[Extracted records]
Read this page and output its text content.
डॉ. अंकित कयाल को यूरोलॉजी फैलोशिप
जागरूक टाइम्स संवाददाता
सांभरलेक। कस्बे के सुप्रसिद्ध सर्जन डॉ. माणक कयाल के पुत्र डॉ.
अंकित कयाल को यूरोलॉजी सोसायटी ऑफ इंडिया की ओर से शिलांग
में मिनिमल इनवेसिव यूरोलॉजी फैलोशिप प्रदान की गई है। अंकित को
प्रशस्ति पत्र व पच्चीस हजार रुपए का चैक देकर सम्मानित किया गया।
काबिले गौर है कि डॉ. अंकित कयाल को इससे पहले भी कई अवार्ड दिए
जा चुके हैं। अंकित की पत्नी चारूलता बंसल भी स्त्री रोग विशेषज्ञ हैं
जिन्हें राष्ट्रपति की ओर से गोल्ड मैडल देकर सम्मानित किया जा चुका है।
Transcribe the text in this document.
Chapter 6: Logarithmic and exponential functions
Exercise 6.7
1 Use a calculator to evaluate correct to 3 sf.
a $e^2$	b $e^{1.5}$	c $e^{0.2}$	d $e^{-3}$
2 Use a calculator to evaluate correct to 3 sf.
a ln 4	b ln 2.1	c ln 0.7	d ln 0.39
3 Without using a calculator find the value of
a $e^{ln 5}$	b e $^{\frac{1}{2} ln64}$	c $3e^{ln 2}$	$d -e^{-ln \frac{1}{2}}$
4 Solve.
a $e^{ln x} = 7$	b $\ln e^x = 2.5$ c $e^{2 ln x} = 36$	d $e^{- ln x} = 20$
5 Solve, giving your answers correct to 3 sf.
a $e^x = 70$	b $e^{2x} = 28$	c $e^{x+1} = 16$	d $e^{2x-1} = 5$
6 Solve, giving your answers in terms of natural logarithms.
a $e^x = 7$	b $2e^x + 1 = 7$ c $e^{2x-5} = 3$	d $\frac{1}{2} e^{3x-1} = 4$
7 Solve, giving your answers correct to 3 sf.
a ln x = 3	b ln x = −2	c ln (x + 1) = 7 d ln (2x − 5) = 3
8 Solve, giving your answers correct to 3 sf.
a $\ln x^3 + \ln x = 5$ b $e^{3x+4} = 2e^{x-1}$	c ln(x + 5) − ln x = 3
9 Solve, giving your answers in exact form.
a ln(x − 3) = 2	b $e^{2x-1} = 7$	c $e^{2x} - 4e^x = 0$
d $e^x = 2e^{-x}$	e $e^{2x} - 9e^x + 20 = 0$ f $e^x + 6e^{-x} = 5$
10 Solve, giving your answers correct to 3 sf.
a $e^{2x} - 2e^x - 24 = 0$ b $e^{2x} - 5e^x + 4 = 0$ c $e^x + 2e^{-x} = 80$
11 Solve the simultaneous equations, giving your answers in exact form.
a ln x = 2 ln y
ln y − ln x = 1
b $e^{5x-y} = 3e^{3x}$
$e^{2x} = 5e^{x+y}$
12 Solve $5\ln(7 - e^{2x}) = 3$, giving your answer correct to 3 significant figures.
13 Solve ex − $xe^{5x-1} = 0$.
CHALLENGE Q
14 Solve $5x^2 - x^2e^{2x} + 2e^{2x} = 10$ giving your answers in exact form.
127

* [Description of the task]: Look through the listing above and count the lines where the string "evaluate" appears. Report the number only.

* [Task response]: 2